§ **WHAT THE TASK REQUIRES**: Every record must be written out once more, with nothing added or omitted.

▬▬▬▬▬▬▬▬▬▬

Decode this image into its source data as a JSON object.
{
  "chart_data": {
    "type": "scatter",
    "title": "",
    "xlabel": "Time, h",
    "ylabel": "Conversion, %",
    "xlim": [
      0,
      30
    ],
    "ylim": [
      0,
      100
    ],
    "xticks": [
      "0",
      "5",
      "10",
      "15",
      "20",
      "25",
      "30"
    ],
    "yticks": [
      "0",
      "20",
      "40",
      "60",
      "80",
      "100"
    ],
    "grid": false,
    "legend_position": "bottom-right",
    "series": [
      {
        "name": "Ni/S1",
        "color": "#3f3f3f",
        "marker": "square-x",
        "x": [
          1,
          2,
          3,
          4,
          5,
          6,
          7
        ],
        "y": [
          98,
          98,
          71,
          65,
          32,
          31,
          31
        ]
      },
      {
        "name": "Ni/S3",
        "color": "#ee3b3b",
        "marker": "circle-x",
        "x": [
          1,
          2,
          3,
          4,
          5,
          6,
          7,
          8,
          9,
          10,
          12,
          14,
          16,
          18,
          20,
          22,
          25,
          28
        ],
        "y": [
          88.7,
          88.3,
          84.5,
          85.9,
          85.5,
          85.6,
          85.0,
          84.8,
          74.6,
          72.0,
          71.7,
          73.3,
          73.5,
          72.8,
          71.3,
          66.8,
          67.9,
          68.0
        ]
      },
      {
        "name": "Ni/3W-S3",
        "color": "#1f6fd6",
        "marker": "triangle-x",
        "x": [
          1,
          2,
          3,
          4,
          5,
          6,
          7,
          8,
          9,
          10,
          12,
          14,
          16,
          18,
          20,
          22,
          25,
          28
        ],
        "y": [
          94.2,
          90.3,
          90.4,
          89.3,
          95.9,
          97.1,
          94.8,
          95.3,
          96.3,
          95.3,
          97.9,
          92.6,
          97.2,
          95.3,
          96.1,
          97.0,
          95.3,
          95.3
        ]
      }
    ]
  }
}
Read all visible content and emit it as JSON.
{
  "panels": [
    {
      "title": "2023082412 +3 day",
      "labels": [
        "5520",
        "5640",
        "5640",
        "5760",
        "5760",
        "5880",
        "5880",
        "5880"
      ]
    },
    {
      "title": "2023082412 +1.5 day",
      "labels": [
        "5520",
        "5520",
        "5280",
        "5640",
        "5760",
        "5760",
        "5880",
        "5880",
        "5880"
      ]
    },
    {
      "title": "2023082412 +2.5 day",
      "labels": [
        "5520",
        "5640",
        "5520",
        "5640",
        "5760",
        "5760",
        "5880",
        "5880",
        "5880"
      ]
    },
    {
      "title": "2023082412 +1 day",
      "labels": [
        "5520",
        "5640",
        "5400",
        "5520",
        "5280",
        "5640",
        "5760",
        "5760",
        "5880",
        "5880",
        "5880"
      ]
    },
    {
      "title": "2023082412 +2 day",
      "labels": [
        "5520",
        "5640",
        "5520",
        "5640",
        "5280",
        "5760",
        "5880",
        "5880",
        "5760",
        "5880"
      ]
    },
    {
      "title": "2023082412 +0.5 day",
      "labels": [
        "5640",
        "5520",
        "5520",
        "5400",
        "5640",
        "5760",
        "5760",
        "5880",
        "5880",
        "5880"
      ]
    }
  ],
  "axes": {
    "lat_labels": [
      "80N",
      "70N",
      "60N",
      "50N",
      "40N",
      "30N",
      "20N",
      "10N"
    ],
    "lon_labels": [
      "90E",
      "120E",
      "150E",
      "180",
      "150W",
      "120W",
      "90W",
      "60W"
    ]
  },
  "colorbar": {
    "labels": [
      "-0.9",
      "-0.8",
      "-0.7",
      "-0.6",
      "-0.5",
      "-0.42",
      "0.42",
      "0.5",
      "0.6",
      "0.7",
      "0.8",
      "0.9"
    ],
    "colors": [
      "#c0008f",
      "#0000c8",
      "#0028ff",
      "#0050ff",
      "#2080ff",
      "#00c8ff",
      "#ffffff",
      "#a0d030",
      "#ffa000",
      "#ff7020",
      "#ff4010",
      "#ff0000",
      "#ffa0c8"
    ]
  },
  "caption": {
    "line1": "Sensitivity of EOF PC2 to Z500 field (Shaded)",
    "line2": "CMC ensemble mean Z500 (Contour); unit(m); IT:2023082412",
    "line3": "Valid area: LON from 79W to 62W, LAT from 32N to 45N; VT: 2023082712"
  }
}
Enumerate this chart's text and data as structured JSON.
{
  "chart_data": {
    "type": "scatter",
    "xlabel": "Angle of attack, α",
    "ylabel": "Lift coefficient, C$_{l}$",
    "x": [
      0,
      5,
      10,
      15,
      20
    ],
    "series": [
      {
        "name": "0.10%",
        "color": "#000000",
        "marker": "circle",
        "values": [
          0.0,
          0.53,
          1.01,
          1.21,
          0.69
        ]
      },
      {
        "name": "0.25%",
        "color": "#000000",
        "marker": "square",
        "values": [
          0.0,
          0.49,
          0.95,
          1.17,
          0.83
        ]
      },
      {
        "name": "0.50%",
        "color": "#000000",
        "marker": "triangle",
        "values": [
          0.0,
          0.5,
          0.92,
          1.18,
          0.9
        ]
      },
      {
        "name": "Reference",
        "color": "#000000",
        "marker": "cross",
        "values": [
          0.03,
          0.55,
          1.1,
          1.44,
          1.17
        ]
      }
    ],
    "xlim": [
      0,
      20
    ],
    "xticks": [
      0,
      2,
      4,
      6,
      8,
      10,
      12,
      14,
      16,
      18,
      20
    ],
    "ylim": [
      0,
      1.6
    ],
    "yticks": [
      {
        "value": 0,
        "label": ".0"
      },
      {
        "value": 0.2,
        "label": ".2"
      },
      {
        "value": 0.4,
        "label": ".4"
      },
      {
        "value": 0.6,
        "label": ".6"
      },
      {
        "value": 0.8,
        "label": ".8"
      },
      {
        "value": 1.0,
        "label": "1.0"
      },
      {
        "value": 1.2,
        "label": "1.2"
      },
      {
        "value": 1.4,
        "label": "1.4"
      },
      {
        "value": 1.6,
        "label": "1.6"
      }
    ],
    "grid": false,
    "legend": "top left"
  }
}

▬▬▬▬▬▬▬▬▬▬

§ **PROBLEM SOLUTION**:
Decode this image into its source data as a JSON object.
{
  "chart_data": {
    "type": "scatter",
    "title": "",
    "xlabel": "Time, h",
    "ylabel": "Conversion, %",
    "xlim": [
      0,
      30
    ],
    "ylim": [
      0,
      100
    ],
    "xticks": [
      "0",
      "5",
      "10",
      "15",
      "20",
      "25",
      "30"
    ],
    "yticks": [
      "0",
      "20",
      "40",
      "60",
      "80",
      "100"
    ],
    "grid": false,
    "legend_position": "bottom-right",
    "series": [
      {
        "name": "Ni/S1",
        "color": "#3f3f3f",
        "marker": "square-x",
        "x": [
          1,
          2,
          3,
          4,
          5,
          6,
          7
        ],
        "y": [
          98,
          98,
          71,
          65,
          32,
          31,
          31
        ]
      },
      {
        "name": "Ni/S3",
        "color": "#ee3b3b",
        "marker": "circle-x",
        "x": [
          1,
          2,
          3,
          4,
          5,
          6,
          7,
          8,
          9,
          10,
          12,
          14,
          16,
          18,
          20,
          22,
          25,
          28
        ],
        "y": [
          88.7,
          88.3,
          84.5,
          85.9,
          85.5,
          85.6,
          85.0,
          84.8,
          74.6,
          72.0,
          71.7,
          73.3,
          73.5,
          72.8,
          71.3,
          66.8,
          67.9,
          68.0
        ]
      },
      {
        "name": "Ni/3W-S3",
        "color": "#1f6fd6",
        "marker": "triangle-x",
        "x": [
          1,
          2,
          3,
          4,
          5,
          6,
          7,
          8,
          9,
          10,
          12,
          14,
          16,
          18,
          20,
          22,
          25,
          28
        ],
        "y": [
          94.2,
          90.3,
          90.4,
          89.3,
          95.9,
          97.1,
          94.8,
          95.3,
          96.3,
          95.3,
          97.9,
          92.6,
          97.2,
          95.3,
          96.1,
          97.0,
          95.3,
          95.3
        ]
      }
    ]
  }
}
Read all visible content and emit it as JSON.
{
  "panels": [
    {
      "title": "2023082412 +3 day",
      "labels": [
        "5520",
        "5640",
        "5640",
        "5760",
        "5760",
        "5880",
        "5880",
        "5880"
      ]
    },
    {
      "title": "2023082412 +1.5 day",
      "labels": [
        "5520",
        "5520",
        "5280",
        "5640",
        "5760",
        "5760",
        "5880",
        "5880",
        "5880"
      ]
    },
    {
      "title": "2023082412 +2.5 day",
      "labels": [
        "5520",
        "5640",
        "5520",
        "5640",
        "5760",
        "5760",
        "5880",
        "5880",
        "5880"
      ]
    },
    {
      "title": "2023082412 +1 day",
      "labels": [
        "5520",
        "5640",
        "5400",
        "5520",
        "5280",
        "5640",
        "5760",
        "5760",
        "5880",
        "5880",
        "5880"
      ]
    },
    {
      "title": "2023082412 +2 day",
      "labels": [
        "5520",
        "5640",
        "5520",
        "5640",
        "5280",
        "5760",
        "5880",
        "5880",
        "5760",
        "5880"
      ]
    },
    {
      "title": "2023082412 +0.5 day",
      "labels": [
        "5640",
        "5520",
        "5520",
        "5400",
        "5640",
        "5760",
        "5760",
        "5880",
        "5880",
        "5880"
      ]
    }
  ],
  "axes": {
    "lat_labels": [
      "80N",
      "70N",
      "60N",
      "50N",
      "40N",
      "30N",
      "20N",
      "10N"
    ],
    "lon_labels": [
      "90E",
      "120E",
      "150E",
      "180",
      "150W",
      "120W",
      "90W",
      "60W"
    ]
  },
  "colorbar": {
    "labels": [
      "-0.9",
      "-0.8",
      "-0.7",
      "-0.6",
      "-0.5",
      "-0.42",
      "0.42",
      "0.5",
      "0.6",
      "0.7",
      "0.8",
      "0.9"
    ],
    "colors": [
      "#c0008f",
      "#0000c8",
      "#0028ff",
      "#0050ff",
      "#2080ff",
      "#00c8ff",
      "#ffffff",
      "#a0d030",
      "#ffa000",
      "#ff7020",
      "#ff4010",
      "#ff0000",
      "#ffa0c8"
    ]
  },
  "caption": {
    "line1": "Sensitivity of EOF PC2 to Z500 field (Shaded)",
    "line2": "CMC ensemble mean Z500 (Contour); unit(m); IT:2023082412",
    "line3": "Valid area: LON from 79W to 62W, LAT from 32N to 45N; VT: 2023082712"
  }
}
Enumerate this chart's text and data as structured JSON.
{
  "chart_data": {
    "type": "scatter",
    "xlabel": "Angle of attack, α",
    "ylabel": "Lift coefficient, C$_{l}$",
    "x": [
      0,
      5,
      10,
      15,
      20
    ],
    "series": [
      {
        "name": "0.10%",
        "color": "#000000",
        "marker": "circle",
        "values": [
          0.0,
          0.53,
          1.01,
          1.21,
          0.69
        ]
      },
      {
        "name": "0.25%",
        "color": "#000000",
        "marker": "square",
        "values": [
          0.0,
          0.49,
          0.95,
          1.17,
          0.83
        ]
      },
      {
        "name": "0.50%",
        "color": "#000000",
        "marker": "triangle",
        "values": [
          0.0,
          0.5,
          0.92,
          1.18,
          0.9
        ]
      },
      {
        "name": "Reference",
        "color": "#000000",
        "marker": "cross",
        "values": [
          0.03,
          0.55,
          1.1,
          1.44,
          1.17
        ]
      }
    ],
    "xlim": [
      0,
      20
    ],
    "xticks": [
      0,
      2,
      4,
      6,
      8,
      10,
      12,
      14,
      16,
      18,
      20
    ],
    "ylim": [
      0,
      1.6
    ],
    "yticks": [
      {
        "value": 0,
        "label": ".0"
      },
      {
        "value": 0.2,
        "label": ".2"
      },
      {
        "value": 0.4,
        "label": ".4"
      },
      {
        "value": 0.6,
        "label": ".6"
      },
      {
        "value": 0.8,
        "label": ".8"
      },
      {
        "value": 1.0,
        "label": "1.0"
      },
      {
        "value": 1.2,
        "label": "1.2"
      },
      {
        "value": 1.4,
        "label": "1.4"
      },
      {
        "value": 1.6,
        "label": "1.6"
      }
    ],
    "grid": false,
    "legend": "top left"
  }
}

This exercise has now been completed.